╭─ Provided records

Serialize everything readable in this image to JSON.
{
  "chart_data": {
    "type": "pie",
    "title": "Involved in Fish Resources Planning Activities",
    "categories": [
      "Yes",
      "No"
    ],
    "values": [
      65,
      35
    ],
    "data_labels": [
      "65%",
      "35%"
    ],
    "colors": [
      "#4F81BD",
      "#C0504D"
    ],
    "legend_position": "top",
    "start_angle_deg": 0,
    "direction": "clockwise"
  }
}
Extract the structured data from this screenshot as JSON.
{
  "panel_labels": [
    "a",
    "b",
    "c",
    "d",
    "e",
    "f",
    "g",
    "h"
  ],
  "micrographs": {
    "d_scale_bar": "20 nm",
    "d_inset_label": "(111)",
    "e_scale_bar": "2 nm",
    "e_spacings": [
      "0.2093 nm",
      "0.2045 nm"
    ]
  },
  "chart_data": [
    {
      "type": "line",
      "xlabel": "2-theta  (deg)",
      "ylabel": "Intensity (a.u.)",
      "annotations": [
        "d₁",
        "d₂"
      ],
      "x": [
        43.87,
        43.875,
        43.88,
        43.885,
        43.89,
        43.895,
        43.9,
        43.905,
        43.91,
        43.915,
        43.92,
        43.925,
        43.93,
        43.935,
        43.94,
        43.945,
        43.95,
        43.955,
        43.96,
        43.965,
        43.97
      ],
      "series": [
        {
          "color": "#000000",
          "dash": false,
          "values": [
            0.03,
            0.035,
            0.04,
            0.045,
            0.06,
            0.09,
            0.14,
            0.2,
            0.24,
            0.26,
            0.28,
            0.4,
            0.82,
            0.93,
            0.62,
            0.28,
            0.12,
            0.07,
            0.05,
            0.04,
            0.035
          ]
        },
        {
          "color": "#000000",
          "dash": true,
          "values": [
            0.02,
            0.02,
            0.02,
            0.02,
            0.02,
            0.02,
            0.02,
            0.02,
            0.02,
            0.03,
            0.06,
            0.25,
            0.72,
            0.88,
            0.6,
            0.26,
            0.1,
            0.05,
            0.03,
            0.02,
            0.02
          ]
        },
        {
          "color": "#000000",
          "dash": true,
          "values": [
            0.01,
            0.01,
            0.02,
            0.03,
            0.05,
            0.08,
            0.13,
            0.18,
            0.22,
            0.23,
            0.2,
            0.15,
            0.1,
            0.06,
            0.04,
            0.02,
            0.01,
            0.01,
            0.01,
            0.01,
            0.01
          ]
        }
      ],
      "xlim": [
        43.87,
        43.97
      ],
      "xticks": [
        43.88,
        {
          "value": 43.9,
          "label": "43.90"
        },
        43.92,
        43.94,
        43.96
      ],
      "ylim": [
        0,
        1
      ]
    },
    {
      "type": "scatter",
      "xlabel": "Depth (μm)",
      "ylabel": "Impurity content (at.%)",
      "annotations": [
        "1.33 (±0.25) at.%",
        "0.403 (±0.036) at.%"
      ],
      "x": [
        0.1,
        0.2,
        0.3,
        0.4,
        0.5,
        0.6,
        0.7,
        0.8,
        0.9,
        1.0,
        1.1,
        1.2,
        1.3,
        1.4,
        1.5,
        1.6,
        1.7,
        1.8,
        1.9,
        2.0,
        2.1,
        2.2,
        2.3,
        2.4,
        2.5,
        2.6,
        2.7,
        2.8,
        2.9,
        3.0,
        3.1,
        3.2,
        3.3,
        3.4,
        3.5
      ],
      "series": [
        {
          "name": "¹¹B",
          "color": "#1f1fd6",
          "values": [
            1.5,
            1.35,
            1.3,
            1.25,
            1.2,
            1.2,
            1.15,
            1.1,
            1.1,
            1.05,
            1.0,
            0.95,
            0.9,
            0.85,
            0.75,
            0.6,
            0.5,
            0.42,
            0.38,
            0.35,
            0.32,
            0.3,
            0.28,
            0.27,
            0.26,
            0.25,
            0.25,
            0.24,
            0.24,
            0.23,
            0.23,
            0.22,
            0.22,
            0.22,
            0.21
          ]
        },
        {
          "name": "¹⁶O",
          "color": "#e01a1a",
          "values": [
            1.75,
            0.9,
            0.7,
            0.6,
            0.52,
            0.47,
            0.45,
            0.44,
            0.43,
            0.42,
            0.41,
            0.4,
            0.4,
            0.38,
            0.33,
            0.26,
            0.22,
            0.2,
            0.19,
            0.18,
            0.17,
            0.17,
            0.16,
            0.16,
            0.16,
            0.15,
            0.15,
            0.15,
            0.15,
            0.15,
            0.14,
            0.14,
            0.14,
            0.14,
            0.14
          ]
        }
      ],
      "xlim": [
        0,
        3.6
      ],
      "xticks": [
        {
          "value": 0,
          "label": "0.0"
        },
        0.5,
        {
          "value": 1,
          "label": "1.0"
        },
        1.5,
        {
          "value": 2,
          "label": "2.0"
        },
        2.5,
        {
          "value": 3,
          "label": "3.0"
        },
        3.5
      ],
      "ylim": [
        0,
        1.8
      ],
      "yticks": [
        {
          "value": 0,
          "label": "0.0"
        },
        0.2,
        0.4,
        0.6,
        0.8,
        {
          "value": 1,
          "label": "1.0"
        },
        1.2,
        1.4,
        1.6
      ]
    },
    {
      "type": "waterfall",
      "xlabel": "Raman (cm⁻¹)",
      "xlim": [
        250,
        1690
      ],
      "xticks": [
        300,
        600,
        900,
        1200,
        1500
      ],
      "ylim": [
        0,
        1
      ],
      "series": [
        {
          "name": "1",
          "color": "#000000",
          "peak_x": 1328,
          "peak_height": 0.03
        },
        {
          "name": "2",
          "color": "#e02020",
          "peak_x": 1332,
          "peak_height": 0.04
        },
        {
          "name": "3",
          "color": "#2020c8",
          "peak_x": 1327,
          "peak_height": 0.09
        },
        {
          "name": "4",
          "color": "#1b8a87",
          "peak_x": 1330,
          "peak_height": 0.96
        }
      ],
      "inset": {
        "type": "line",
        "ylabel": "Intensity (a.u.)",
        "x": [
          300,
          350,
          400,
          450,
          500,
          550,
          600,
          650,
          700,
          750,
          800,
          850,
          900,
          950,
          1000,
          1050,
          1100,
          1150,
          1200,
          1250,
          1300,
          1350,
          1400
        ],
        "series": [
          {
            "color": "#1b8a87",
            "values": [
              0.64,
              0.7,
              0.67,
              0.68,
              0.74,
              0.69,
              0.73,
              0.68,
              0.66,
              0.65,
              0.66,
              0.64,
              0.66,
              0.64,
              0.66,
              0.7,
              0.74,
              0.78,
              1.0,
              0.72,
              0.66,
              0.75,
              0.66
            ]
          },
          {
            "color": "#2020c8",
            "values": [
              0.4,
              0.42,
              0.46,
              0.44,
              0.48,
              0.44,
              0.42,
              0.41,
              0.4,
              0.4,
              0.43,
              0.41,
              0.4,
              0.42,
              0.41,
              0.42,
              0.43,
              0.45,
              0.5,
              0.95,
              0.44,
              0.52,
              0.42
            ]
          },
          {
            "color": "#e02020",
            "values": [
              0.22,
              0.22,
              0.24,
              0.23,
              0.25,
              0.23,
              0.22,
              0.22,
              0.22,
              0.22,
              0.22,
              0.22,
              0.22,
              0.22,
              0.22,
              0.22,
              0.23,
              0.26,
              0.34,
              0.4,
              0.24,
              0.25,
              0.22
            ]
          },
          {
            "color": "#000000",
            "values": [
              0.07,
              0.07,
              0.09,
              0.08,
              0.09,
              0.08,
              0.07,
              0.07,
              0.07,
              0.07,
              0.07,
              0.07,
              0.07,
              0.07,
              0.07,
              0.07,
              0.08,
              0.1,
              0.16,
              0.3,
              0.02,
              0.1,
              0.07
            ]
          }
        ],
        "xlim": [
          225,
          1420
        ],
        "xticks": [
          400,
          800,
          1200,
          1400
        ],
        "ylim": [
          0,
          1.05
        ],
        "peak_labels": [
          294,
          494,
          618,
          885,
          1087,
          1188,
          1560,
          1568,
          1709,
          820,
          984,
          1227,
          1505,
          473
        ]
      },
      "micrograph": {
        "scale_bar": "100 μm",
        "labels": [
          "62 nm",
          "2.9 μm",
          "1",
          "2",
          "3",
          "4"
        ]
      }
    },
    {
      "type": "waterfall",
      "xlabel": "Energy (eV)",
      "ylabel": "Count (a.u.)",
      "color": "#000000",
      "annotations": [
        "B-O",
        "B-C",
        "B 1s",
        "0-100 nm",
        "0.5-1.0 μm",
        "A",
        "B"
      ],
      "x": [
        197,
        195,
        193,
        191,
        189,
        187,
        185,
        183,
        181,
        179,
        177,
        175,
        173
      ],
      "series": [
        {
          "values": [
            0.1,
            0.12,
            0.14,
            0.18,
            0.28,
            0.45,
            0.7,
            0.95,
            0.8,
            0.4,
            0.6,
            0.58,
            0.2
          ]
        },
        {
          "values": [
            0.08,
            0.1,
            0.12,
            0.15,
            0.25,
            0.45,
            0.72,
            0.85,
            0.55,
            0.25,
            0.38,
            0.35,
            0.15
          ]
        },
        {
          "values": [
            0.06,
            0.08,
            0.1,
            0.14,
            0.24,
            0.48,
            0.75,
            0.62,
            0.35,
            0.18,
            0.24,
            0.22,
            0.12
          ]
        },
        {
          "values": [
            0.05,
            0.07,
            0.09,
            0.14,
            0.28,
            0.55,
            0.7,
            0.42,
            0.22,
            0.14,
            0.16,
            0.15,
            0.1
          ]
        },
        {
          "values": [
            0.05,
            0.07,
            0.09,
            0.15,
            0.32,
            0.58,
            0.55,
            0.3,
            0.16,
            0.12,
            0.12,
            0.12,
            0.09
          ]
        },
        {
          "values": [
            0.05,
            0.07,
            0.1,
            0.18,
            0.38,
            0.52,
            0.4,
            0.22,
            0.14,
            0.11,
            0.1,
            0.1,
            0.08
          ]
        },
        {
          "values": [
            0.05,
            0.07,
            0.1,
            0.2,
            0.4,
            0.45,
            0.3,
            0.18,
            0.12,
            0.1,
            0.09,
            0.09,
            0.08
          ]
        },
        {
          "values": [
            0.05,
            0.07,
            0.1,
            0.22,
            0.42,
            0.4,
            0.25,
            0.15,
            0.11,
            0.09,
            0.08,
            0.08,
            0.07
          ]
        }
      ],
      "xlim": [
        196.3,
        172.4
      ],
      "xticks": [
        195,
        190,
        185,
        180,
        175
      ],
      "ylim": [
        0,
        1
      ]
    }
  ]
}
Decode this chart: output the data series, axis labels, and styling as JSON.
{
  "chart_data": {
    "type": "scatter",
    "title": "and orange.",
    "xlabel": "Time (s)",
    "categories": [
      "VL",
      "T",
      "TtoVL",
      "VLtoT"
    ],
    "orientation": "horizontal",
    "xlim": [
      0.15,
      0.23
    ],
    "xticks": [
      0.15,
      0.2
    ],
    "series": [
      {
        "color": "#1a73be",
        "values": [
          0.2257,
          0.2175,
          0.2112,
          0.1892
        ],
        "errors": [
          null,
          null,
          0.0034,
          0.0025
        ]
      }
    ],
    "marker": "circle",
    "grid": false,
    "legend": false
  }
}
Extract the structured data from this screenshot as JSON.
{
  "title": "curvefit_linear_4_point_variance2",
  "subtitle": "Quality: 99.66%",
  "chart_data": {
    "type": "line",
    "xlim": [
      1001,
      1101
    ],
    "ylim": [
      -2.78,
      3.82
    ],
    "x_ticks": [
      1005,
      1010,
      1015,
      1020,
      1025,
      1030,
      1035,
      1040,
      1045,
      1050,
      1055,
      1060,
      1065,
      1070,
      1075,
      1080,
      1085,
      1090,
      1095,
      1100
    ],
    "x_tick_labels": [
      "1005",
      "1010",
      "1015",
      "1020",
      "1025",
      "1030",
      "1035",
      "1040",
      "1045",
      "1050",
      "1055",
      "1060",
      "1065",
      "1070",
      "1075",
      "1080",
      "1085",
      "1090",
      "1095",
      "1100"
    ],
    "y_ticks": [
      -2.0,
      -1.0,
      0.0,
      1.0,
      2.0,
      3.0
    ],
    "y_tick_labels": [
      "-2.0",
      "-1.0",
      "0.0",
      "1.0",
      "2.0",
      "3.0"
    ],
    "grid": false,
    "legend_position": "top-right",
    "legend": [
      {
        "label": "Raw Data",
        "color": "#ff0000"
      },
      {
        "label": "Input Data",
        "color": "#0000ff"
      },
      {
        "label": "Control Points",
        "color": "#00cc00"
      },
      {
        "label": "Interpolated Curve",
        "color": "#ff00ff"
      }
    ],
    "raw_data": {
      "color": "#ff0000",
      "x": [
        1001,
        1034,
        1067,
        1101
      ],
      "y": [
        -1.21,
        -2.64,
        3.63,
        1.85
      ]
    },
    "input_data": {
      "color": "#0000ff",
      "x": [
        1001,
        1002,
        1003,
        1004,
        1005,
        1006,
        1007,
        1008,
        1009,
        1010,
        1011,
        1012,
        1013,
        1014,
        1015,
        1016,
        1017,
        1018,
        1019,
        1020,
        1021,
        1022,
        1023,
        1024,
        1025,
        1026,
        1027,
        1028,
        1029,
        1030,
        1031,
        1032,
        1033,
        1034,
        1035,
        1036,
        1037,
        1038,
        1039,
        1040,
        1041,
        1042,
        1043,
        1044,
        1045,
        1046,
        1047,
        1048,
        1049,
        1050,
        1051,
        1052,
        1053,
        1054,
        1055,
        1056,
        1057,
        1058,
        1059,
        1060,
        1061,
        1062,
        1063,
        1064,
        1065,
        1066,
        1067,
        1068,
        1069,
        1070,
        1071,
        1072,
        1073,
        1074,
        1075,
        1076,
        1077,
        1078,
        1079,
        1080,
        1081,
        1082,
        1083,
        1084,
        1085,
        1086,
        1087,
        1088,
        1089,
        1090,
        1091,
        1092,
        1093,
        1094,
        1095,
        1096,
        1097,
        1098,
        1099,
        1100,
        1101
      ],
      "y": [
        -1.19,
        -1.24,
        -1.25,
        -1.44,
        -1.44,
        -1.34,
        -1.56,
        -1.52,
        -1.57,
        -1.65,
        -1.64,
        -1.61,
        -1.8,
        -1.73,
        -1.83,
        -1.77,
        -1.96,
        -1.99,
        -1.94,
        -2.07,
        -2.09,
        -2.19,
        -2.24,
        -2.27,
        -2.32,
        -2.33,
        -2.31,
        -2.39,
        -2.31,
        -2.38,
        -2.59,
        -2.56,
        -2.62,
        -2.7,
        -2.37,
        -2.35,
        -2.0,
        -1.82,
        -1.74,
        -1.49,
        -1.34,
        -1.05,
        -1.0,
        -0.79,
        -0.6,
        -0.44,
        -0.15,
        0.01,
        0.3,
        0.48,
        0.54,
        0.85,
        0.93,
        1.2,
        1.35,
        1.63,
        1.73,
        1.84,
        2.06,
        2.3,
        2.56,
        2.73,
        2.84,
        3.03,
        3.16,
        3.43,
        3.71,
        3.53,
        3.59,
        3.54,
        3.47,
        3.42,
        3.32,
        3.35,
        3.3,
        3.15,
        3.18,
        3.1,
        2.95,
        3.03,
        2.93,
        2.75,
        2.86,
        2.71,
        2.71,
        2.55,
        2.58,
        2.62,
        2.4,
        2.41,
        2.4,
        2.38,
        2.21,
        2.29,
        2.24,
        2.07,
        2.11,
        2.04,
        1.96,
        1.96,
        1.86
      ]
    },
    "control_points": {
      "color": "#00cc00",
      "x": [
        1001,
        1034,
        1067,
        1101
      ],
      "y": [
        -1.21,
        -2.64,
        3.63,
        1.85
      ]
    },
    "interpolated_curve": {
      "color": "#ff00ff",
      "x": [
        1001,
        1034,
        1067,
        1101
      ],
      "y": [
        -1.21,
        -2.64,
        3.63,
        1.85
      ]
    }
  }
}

╰─

Find the string "Intensity" in the listing and return every line that holds it.

      "ylabel": "Intensity (a.u.)",
        "ylabel": "Intensity (a.u.)",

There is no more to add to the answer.